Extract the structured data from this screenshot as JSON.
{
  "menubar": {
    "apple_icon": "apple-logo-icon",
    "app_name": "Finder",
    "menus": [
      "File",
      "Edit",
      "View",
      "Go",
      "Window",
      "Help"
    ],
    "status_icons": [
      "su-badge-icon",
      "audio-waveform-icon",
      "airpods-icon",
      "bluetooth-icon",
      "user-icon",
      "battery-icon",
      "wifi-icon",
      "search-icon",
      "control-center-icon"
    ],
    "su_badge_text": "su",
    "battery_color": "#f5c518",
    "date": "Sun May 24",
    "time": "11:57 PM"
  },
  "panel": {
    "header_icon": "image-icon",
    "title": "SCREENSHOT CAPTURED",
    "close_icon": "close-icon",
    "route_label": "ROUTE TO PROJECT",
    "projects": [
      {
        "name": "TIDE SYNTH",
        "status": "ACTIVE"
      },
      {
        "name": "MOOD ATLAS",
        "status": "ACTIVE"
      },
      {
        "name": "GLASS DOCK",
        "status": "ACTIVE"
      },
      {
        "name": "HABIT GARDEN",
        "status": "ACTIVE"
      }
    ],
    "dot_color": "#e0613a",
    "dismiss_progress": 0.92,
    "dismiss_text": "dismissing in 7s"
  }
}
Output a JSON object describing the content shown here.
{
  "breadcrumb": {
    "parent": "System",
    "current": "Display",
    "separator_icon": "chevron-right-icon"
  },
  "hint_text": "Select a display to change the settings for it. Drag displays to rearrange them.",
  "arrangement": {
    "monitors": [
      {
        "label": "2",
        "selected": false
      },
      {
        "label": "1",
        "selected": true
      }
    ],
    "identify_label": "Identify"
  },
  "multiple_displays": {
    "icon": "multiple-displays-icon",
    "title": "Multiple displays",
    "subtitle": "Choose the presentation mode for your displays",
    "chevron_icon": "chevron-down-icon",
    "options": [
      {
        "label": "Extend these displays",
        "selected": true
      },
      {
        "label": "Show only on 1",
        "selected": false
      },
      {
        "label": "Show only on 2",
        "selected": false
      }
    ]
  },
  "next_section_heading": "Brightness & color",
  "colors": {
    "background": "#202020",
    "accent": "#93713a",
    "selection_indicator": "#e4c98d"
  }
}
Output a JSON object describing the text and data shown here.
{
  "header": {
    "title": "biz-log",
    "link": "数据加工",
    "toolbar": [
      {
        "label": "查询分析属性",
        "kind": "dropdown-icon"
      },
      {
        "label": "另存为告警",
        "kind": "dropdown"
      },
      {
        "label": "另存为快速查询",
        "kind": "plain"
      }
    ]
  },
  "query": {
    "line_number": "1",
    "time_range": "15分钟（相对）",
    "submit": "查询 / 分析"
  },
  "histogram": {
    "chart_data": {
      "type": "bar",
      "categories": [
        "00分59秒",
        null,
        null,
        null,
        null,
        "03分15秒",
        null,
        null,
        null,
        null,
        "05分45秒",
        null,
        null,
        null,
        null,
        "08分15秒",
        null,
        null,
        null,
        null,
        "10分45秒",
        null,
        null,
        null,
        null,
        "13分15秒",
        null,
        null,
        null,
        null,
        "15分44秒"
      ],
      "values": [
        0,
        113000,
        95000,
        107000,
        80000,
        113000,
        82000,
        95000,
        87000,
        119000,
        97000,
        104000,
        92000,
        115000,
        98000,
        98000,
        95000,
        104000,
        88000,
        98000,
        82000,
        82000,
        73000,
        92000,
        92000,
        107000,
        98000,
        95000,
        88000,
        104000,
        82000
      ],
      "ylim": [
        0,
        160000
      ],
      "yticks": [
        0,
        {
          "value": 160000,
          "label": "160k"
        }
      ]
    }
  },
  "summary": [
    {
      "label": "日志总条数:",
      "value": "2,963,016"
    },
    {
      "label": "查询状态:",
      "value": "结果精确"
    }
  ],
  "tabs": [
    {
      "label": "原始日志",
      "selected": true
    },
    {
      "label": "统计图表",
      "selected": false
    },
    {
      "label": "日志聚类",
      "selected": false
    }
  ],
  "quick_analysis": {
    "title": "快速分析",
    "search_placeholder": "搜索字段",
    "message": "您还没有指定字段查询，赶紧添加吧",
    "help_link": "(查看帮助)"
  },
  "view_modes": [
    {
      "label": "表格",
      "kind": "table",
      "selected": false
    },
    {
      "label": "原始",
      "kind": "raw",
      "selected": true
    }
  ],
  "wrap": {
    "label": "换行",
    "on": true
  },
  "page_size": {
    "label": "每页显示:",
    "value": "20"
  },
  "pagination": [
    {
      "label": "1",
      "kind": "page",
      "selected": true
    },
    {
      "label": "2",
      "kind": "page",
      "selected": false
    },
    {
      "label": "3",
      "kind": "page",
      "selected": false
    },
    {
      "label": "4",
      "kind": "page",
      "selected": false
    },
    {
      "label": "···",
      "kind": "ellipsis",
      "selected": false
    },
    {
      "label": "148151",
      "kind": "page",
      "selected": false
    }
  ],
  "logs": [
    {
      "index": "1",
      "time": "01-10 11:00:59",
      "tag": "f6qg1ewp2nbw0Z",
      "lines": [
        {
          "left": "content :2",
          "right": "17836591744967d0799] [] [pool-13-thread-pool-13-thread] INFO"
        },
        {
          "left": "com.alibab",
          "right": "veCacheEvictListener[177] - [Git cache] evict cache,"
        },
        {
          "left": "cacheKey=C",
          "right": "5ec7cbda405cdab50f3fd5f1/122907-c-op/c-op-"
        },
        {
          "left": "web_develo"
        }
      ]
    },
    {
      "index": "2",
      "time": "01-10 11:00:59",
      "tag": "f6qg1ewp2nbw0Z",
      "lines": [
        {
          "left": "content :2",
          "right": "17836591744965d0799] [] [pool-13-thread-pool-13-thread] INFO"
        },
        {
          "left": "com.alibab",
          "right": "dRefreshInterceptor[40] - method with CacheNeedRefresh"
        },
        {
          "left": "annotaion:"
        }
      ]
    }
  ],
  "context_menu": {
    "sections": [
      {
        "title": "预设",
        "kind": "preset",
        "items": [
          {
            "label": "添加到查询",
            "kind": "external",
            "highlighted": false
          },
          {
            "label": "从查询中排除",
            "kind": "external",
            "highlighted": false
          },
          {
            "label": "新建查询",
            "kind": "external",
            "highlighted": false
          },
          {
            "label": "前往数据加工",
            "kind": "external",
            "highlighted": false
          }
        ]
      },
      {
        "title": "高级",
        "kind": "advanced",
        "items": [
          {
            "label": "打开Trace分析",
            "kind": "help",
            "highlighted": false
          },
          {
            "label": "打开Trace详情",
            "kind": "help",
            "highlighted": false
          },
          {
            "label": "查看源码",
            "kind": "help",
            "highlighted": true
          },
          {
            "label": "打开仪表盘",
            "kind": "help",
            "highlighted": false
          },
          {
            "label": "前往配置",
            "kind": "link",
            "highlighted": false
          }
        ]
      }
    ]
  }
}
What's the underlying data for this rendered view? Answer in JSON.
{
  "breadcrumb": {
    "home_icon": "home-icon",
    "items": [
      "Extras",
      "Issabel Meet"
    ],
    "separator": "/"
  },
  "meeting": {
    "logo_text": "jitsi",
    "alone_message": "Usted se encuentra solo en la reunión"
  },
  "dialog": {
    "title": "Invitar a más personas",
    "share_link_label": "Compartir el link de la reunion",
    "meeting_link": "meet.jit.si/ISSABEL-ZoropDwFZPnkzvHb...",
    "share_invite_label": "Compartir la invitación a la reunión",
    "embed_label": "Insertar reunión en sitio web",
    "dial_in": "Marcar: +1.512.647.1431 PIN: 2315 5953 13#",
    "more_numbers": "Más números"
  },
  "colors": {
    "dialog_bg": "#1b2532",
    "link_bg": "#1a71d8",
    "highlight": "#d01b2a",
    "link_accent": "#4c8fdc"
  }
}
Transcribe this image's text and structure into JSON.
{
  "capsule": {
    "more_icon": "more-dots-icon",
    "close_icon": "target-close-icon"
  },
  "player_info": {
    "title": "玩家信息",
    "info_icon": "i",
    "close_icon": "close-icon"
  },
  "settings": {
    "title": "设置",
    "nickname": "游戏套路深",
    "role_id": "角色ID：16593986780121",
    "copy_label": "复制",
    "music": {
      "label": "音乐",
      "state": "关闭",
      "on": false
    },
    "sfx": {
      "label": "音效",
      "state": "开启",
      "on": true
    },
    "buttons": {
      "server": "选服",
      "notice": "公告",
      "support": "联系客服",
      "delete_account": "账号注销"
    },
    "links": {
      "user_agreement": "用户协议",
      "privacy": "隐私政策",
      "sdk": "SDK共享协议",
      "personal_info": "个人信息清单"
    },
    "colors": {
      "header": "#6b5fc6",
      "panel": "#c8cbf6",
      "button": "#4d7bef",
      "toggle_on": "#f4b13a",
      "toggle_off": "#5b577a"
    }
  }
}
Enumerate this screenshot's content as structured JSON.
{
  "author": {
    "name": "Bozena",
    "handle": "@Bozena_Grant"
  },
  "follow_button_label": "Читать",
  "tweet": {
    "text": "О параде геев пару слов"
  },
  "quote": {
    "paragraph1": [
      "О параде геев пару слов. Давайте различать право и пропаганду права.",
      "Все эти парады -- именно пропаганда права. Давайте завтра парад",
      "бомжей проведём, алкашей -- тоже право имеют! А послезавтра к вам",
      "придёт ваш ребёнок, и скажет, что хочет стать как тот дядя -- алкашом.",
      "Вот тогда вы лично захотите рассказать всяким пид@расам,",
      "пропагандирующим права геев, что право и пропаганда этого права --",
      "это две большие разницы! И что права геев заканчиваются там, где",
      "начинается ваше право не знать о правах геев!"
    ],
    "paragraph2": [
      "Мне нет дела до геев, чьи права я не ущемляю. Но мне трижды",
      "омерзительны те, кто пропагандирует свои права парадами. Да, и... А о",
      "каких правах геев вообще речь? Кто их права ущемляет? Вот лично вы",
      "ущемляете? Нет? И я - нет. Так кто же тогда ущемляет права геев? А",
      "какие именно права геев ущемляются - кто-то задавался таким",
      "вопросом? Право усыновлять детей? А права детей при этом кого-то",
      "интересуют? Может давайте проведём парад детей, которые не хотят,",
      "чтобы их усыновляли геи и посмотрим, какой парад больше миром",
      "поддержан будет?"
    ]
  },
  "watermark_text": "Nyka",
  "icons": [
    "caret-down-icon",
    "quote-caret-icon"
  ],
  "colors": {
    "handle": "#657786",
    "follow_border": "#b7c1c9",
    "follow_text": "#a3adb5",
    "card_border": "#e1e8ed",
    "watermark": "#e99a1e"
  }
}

Your goal ▸ From the material above, count the lines that include "structured" and give only the total.

Written solution ▸ 2